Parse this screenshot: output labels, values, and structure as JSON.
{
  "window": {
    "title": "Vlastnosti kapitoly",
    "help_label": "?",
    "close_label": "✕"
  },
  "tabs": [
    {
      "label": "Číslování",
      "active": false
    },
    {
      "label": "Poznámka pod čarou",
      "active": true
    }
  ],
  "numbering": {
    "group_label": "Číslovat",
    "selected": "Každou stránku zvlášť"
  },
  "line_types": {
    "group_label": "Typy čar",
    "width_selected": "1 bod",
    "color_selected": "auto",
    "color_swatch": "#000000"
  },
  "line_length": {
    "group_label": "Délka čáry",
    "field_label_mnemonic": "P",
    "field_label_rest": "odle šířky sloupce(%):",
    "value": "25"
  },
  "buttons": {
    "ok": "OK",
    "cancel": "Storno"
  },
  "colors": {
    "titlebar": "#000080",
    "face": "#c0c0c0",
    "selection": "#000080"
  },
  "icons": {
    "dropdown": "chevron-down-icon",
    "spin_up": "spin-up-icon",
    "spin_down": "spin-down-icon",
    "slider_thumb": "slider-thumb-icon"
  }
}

> **EXERCISE REQUIREMENTS**: Transcribe each record exactly. Leave nothing out.

> **COMPLETED EXERCISE**:
Parse this screenshot: output labels, values, and structure as JSON.
{
  "window": {
    "title": "Vlastnosti kapitoly",
    "help_label": "?",
    "close_label": "✕"
  },
  "tabs": [
    {
      "label": "Číslování",
      "active": false
    },
    {
      "label": "Poznámka pod čarou",
      "active": true
    }
  ],
  "numbering": {
    "group_label": "Číslovat",
    "selected": "Každou stránku zvlášť"
  },
  "line_types": {
    "group_label": "Typy čar",
    "width_selected": "1 bod",
    "color_selected": "auto",
    "color_swatch": "#000000"
  },
  "line_length": {
    "group_label": "Délka čáry",
    "field_label_mnemonic": "P",
    "field_label_rest": "odle šířky sloupce(%):",
    "value": "25"
  },
  "buttons": {
    "ok": "OK",
    "cancel": "Storno"
  },
  "colors": {
    "titlebar": "#000080",
    "face": "#c0c0c0",
    "selection": "#000080"
  },
  "icons": {
    "dropdown": "chevron-down-icon",
    "spin_up": "spin-up-icon",
    "spin_down": "spin-down-icon",
    "slider_thumb": "slider-thumb-icon"
  }
}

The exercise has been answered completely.